====== Provided data ======

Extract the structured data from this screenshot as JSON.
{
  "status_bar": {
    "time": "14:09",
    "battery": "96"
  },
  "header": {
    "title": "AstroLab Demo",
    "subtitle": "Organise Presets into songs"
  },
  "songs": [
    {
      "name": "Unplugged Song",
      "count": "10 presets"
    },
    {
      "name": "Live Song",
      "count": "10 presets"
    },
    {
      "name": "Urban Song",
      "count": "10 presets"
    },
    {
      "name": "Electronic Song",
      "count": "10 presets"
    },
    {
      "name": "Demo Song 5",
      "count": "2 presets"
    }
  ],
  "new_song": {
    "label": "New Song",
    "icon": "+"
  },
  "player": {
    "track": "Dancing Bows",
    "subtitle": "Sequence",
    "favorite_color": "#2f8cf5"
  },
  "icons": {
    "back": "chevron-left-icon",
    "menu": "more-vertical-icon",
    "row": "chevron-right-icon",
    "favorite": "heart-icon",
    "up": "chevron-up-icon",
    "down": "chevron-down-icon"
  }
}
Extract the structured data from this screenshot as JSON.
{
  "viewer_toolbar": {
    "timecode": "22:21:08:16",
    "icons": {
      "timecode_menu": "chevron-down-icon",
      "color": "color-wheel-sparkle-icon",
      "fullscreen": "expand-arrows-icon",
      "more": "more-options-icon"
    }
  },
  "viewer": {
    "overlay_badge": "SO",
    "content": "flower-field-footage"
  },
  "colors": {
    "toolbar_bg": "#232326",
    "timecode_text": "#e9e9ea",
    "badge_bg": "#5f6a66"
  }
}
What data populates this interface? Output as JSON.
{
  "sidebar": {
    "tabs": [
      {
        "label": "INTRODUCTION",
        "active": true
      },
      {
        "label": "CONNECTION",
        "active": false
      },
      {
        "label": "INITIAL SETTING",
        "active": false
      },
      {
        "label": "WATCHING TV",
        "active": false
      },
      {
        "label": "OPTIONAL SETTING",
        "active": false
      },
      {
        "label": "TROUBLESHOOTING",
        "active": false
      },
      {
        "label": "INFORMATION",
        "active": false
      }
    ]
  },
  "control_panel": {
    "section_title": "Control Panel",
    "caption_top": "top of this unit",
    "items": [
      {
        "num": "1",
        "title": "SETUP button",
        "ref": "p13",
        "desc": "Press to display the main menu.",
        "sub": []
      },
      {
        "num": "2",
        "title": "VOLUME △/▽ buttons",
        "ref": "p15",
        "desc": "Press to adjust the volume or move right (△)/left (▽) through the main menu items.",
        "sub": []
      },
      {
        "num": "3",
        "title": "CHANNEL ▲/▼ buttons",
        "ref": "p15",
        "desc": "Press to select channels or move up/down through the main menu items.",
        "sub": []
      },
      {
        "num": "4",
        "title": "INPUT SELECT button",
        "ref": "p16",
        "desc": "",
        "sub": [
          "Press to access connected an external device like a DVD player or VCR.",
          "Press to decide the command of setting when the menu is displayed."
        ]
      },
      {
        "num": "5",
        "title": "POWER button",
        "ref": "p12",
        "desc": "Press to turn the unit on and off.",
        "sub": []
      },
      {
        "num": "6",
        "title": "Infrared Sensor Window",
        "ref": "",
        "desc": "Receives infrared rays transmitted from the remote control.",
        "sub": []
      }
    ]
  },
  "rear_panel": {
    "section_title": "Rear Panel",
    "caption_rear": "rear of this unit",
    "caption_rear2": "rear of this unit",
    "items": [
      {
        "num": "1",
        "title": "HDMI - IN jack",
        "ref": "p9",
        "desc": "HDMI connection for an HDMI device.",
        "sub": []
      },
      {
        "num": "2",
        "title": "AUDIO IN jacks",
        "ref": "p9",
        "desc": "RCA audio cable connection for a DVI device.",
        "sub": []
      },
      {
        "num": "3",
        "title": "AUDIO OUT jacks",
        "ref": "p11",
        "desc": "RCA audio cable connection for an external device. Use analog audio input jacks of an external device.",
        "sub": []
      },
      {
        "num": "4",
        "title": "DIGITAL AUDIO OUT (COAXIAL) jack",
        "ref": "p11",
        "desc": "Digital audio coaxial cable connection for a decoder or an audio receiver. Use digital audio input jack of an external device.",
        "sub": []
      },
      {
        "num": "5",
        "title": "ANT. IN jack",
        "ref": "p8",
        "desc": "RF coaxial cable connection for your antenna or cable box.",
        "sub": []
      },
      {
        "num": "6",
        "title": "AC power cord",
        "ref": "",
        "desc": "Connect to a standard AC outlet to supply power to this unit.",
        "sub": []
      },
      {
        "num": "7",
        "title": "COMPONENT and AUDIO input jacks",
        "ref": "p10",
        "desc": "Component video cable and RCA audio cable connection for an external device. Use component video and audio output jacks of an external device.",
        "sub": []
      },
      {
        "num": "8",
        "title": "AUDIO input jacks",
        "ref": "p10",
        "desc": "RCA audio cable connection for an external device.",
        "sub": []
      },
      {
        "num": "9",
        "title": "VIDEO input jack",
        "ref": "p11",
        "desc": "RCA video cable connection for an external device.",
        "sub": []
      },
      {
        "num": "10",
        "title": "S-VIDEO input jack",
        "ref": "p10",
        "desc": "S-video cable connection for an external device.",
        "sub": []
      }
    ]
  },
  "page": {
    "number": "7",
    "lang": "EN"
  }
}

======

## Aim of the exercise
Recite the full listing above exactly.

## Written response
Extract the structured data from this screenshot as JSON.
{
  "status_bar": {
    "time": "14:09",
    "battery": "96"
  },
  "header": {
    "title": "AstroLab Demo",
    "subtitle": "Organise Presets into songs"
  },
  "songs": [
    {
      "name": "Unplugged Song",
      "count": "10 presets"
    },
    {
      "name": "Live Song",
      "count": "10 presets"
    },
    {
      "name": "Urban Song",
      "count": "10 presets"
    },
    {
      "name": "Electronic Song",
      "count": "10 presets"
    },
    {
      "name": "Demo Song 5",
      "count": "2 presets"
    }
  ],
  "new_song": {
    "label": "New Song",
    "icon": "+"
  },
  "player": {
    "track": "Dancing Bows",
    "subtitle": "Sequence",
    "favorite_color": "#2f8cf5"
  },
  "icons": {
    "back": "chevron-left-icon",
    "menu": "more-vertical-icon",
    "row": "chevron-right-icon",
    "favorite": "heart-icon",
    "up": "chevron-up-icon",
    "down": "chevron-down-icon"
  }
}
Extract the structured data from this screenshot as JSON.
{
  "viewer_toolbar": {
    "timecode": "22:21:08:16",
    "icons": {
      "timecode_menu": "chevron-down-icon",
      "color": "color-wheel-sparkle-icon",
      "fullscreen": "expand-arrows-icon",
      "more": "more-options-icon"
    }
  },
  "viewer": {
    "overlay_badge": "SO",
    "content": "flower-field-footage"
  },
  "colors": {
    "toolbar_bg": "#232326",
    "timecode_text": "#e9e9ea",
    "badge_bg": "#5f6a66"
  }
}
What data populates this interface? Output as JSON.
{
  "sidebar": {
    "tabs": [
      {
        "label": "INTRODUCTION",
        "active": true
      },
      {
        "label": "CONNECTION",
        "active": false
      },
      {
        "label": "INITIAL SETTING",
        "active": false
      },
      {
        "label": "WATCHING TV",
        "active": false
      },
      {
        "label": "OPTIONAL SETTING",
        "active": false
      },
      {
        "label": "TROUBLESHOOTING",
        "active": false
      },
      {
        "label": "INFORMATION",
        "active": false
      }
    ]
  },
  "control_panel": {
    "section_title": "Control Panel",
    "caption_top": "top of this unit",
    "items": [
      {
        "num": "1",
        "title": "SETUP button",
        "ref": "p13",
        "desc": "Press to display the main menu.",
        "sub": []
      },
      {
        "num": "2",
        "title": "VOLUME △/▽ buttons",
        "ref": "p15",
        "desc": "Press to adjust the volume or move right (△)/left (▽) through the main menu items.",
        "sub": []
      },
      {
        "num": "3",
        "title": "CHANNEL ▲/▼ buttons",
        "ref": "p15",
        "desc": "Press to select channels or move up/down through the main menu items.",
        "sub": []
      },
      {
        "num": "4",
        "title": "INPUT SELECT button",
        "ref": "p16",
        "desc": "",
        "sub": [
          "Press to access connected an external device like a DVD player or VCR.",
          "Press to decide the command of setting when the menu is displayed."
        ]
      },
      {
        "num": "5",
        "title": "POWER button",
        "ref": "p12",
        "desc": "Press to turn the unit on and off.",
        "sub": []
      },
      {
        "num": "6",
        "title": "Infrared Sensor Window",
        "ref": "",
        "desc": "Receives infrared rays transmitted from the remote control.",
        "sub": []
      }
    ]
  },
  "rear_panel": {
    "section_title": "Rear Panel",
    "caption_rear": "rear of this unit",
    "caption_rear2": "rear of this unit",
    "items": [
      {
        "num": "1",
        "title": "HDMI - IN jack",
        "ref": "p9",
        "desc": "HDMI connection for an HDMI device.",
        "sub": []
      },
      {
        "num": "2",
        "title": "AUDIO IN jacks",
        "ref": "p9",
        "desc": "RCA audio cable connection for a DVI device.",
        "sub": []
      },
      {
        "num": "3",
        "title": "AUDIO OUT jacks",
        "ref": "p11",
        "desc": "RCA audio cable connection for an external device. Use analog audio input jacks of an external device.",
        "sub": []
      },
      {
        "num": "4",
        "title": "DIGITAL AUDIO OUT (COAXIAL) jack",
        "ref": "p11",
        "desc": "Digital audio coaxial cable connection for a decoder or an audio receiver. Use digital audio input jack of an external device.",
        "sub": []
      },
      {
        "num": "5",
        "title": "ANT. IN jack",
        "ref": "p8",
        "desc": "RF coaxial cable connection for your antenna or cable box.",
        "sub": []
      },
      {
        "num": "6",
        "title": "AC power cord",
        "ref": "",
        "desc": "Connect to a standard AC outlet to supply power to this unit.",
        "sub": []
      },
      {
        "num": "7",
        "title": "COMPONENT and AUDIO input jacks",
        "ref": "p10",
        "desc": "Component video cable and RCA audio cable connection for an external device. Use component video and audio output jacks of an external device.",
        "sub": []
      },
      {
        "num": "8",
        "title": "AUDIO input jacks",
        "ref": "p10",
        "desc": "RCA audio cable connection for an external device.",
        "sub": []
      },
      {
        "num": "9",
        "title": "VIDEO input jack",
        "ref": "p11",
        "desc": "RCA video cable connection for an external device.",
        "sub": []
      },
      {
        "num": "10",
        "title": "S-VIDEO input jack",
        "ref": "p10",
        "desc": "S-video cable connection for an external device.",
        "sub": []
      }
    ]
  },
  "page": {
    "number": "7",
    "lang": "EN"
  }
}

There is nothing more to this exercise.